[Collected data]
<<<<

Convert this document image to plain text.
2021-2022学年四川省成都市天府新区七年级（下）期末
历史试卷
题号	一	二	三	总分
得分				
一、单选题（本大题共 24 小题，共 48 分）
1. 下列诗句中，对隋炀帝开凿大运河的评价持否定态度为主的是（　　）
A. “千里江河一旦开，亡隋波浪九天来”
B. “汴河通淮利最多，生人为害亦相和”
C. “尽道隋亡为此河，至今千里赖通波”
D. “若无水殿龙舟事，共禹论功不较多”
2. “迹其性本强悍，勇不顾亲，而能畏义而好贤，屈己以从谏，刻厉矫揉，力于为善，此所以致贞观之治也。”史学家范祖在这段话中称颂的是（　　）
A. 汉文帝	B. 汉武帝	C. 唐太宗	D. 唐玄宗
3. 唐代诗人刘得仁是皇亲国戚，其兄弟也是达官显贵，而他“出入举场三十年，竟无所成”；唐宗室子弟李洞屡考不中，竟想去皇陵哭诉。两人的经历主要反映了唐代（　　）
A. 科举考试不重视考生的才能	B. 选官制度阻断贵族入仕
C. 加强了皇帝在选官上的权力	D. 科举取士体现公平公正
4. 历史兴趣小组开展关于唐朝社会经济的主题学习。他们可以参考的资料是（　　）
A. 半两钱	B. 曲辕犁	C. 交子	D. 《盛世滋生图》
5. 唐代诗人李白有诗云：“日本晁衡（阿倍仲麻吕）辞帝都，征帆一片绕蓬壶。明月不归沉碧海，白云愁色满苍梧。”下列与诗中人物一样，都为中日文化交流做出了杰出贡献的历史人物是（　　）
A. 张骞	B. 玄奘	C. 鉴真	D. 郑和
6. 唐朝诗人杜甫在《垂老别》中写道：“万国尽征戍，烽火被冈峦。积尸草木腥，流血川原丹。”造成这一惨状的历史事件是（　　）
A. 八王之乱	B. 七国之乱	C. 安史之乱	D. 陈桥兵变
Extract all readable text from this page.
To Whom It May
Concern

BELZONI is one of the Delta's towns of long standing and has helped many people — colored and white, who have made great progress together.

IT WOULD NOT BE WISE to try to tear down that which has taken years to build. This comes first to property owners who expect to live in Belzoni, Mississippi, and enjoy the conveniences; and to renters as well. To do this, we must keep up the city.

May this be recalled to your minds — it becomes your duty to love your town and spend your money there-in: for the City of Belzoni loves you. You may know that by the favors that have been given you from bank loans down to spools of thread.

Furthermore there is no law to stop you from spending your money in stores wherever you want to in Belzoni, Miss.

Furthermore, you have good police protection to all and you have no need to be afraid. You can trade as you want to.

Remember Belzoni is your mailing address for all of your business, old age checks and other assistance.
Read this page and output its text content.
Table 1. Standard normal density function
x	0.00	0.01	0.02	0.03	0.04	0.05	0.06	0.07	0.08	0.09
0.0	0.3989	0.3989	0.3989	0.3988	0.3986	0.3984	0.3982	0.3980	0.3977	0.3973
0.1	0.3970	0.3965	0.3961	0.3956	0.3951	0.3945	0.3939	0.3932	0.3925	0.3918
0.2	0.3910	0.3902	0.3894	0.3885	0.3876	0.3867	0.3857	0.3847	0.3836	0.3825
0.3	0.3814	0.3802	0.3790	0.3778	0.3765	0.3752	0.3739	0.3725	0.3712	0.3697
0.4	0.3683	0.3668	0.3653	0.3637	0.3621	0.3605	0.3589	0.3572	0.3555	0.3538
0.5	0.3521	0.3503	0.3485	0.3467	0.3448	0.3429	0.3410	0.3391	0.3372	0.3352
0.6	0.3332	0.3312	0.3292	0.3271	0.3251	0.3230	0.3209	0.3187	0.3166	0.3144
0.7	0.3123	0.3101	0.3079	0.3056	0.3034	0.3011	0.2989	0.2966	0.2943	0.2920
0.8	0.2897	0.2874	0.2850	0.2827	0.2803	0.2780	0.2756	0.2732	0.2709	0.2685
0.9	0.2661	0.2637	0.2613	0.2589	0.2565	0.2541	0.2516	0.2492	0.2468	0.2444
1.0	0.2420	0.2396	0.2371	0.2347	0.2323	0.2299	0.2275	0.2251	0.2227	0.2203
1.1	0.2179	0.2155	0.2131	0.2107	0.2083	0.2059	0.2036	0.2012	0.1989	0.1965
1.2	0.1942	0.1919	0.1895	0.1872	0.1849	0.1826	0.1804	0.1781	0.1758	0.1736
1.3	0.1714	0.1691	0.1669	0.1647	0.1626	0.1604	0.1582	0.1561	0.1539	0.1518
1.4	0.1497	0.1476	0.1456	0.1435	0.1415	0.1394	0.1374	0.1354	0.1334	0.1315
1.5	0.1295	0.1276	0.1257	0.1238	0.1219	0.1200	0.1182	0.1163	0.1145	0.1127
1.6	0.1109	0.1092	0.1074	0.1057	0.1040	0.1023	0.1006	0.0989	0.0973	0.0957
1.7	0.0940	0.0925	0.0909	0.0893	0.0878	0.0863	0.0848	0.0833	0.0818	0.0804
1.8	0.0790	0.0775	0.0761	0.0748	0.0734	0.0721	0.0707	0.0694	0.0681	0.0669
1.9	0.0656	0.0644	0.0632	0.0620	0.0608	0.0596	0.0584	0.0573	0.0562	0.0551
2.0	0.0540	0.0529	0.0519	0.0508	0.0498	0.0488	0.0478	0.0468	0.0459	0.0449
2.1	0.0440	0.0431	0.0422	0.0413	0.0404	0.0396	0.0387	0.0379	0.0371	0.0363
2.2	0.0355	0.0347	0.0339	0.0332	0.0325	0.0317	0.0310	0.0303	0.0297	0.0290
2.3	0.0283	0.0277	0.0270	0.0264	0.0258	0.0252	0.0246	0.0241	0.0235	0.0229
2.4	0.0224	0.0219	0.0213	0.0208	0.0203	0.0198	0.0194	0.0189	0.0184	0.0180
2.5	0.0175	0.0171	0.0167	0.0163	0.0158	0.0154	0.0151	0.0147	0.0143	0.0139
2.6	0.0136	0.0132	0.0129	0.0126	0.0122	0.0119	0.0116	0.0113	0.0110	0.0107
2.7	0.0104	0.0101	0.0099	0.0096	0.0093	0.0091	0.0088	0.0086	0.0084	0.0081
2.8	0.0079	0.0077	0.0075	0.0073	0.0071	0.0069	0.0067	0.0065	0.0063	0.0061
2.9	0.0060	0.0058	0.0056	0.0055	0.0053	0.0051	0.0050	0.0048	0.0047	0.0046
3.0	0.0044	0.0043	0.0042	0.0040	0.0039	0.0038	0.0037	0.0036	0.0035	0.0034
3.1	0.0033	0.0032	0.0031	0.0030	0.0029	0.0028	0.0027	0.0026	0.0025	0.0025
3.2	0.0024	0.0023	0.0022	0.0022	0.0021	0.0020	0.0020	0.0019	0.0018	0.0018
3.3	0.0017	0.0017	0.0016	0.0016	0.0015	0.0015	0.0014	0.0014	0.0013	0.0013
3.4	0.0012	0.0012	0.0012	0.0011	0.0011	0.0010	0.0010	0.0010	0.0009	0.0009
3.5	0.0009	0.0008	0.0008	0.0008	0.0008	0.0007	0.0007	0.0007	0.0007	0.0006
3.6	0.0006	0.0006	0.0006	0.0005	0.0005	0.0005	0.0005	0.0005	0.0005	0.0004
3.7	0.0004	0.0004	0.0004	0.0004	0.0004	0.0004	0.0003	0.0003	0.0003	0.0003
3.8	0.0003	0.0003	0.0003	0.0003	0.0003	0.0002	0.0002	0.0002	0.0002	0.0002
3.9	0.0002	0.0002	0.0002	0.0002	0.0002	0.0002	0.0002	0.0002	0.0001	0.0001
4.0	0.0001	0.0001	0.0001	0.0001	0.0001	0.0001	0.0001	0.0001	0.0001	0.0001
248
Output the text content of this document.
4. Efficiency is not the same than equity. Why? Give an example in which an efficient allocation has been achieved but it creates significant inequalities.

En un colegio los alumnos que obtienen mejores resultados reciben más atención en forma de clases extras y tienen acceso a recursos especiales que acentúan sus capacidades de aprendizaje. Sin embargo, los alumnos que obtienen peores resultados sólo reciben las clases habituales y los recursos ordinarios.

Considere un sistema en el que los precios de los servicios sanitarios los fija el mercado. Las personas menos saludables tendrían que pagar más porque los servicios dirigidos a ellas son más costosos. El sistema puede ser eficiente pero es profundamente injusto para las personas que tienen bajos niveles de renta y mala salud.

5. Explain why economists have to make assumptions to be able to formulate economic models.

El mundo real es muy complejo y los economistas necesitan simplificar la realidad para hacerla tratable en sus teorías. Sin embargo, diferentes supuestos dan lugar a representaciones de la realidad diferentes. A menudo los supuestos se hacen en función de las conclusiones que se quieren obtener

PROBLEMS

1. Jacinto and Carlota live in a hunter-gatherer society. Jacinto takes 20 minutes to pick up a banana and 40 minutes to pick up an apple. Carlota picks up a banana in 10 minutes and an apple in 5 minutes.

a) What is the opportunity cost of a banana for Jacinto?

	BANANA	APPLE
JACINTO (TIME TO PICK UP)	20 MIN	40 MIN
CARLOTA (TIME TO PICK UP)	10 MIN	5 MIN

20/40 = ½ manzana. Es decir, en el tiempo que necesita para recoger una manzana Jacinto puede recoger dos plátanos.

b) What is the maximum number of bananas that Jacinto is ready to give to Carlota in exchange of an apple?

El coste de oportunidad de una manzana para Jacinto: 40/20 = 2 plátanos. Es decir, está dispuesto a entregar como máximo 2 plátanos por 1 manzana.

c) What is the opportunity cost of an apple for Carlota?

>>>>

## REQUEST
Select and copy every line from the records that includes the word "want".

## SOLUTION TO THIS TASK
Furthermore there is no law to stop you from spending your money in stores wherever you want to in Belzoni, Miss.
Furthermore, you have good police protection to all and you have no need to be afraid. You can trade as you want to.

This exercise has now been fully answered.